(Items listed in a dataset)
******

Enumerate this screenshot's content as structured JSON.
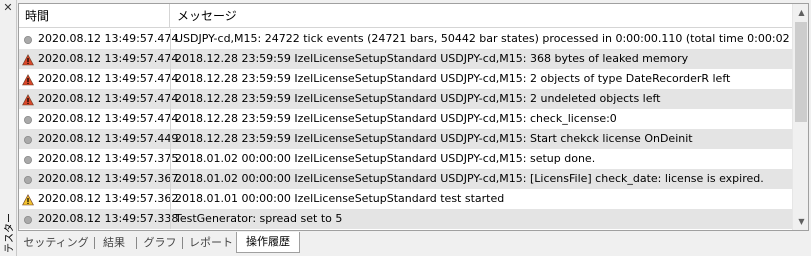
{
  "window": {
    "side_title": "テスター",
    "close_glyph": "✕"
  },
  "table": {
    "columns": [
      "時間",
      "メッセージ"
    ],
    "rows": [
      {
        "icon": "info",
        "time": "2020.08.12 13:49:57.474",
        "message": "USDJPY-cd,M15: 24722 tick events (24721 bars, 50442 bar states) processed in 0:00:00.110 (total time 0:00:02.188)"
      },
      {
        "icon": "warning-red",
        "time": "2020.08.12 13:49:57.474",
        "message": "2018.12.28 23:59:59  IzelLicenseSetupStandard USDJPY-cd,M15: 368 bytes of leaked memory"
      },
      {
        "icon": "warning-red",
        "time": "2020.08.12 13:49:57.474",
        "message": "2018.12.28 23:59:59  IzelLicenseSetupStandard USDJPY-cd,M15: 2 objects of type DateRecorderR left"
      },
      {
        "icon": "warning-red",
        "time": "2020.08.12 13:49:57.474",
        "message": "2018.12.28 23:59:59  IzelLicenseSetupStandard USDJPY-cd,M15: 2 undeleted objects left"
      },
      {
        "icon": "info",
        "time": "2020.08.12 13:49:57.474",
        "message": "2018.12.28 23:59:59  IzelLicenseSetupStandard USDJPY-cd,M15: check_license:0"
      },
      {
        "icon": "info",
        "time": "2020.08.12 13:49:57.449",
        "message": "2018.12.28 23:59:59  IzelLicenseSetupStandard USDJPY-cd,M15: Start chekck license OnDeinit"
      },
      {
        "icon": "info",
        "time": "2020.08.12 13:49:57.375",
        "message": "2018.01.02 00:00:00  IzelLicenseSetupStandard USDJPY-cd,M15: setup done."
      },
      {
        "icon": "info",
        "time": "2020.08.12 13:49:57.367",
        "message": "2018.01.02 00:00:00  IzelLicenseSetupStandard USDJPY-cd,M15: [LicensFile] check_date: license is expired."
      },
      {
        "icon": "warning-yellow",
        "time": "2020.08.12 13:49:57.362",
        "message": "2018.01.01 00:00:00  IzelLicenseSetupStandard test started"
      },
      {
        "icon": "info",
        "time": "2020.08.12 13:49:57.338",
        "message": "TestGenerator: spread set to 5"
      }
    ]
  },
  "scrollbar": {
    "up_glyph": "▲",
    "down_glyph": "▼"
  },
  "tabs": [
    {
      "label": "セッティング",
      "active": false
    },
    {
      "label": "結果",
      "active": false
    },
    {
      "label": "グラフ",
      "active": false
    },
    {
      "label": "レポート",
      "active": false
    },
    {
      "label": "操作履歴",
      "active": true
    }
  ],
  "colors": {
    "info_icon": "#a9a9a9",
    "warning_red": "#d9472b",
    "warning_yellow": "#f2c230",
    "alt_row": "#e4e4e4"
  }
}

******

Written request: Excluding the pictures, restate the records above word for word.

Full solution:
Enumerate this screenshot's content as structured JSON.
{
  "window": {
    "side_title": "テスター",
    "close_glyph": "✕"
  },
  "table": {
    "columns": [
      "時間",
      "メッセージ"
    ],
    "rows": [
      {
        "icon": "info",
        "time": "2020.08.12 13:49:57.474",
        "message": "USDJPY-cd,M15: 24722 tick events (24721 bars, 50442 bar states) processed in 0:00:00.110 (total time 0:00:02.188)"
      },
      {
        "icon": "warning-red",
        "time": "2020.08.12 13:49:57.474",
        "message": "2018.12.28 23:59:59  IzelLicenseSetupStandard USDJPY-cd,M15: 368 bytes of leaked memory"
      },
      {
        "icon": "warning-red",
        "time": "2020.08.12 13:49:57.474",
        "message": "2018.12.28 23:59:59  IzelLicenseSetupStandard USDJPY-cd,M15: 2 objects of type DateRecorderR left"
      },
      {
        "icon": "warning-red",
        "time": "2020.08.12 13:49:57.474",
        "message": "2018.12.28 23:59:59  IzelLicenseSetupStandard USDJPY-cd,M15: 2 undeleted objects left"
      },
      {
        "icon": "info",
        "time": "2020.08.12 13:49:57.474",
        "message": "2018.12.28 23:59:59  IzelLicenseSetupStandard USDJPY-cd,M15: check_license:0"
      },
      {
        "icon": "info",
        "time": "2020.08.12 13:49:57.449",
        "message": "2018.12.28 23:59:59  IzelLicenseSetupStandard USDJPY-cd,M15: Start chekck license OnDeinit"
      },
      {
        "icon": "info",
        "time": "2020.08.12 13:49:57.375",
        "message": "2018.01.02 00:00:00  IzelLicenseSetupStandard USDJPY-cd,M15: setup done."
      },
      {
        "icon": "info",
        "time": "2020.08.12 13:49:57.367",
        "message": "2018.01.02 00:00:00  IzelLicenseSetupStandard USDJPY-cd,M15: [LicensFile] check_date: license is expired."
      },
      {
        "icon": "warning-yellow",
        "time": "2020.08.12 13:49:57.362",
        "message": "2018.01.01 00:00:00  IzelLicenseSetupStandard test started"
      },
      {
        "icon": "info",
        "time": "2020.08.12 13:49:57.338",
        "message": "TestGenerator: spread set to 5"
      }
    ]
  },
  "scrollbar": {
    "up_glyph": "▲",
    "down_glyph": "▼"
  },
  "tabs": [
    {
      "label": "セッティング",
      "active": false
    },
    {
      "label": "結果",
      "active": false
    },
    {
      "label": "グラフ",
      "active": false
    },
    {
      "label": "レポート",
      "active": false
    },
    {
      "label": "操作履歴",
      "active": true
    }
  ],
  "colors": {
    "info_icon": "#a9a9a9",
    "warning_red": "#d9472b",
    "warning_yellow": "#f2c230",
    "alt_row": "#e4e4e4"
  }
}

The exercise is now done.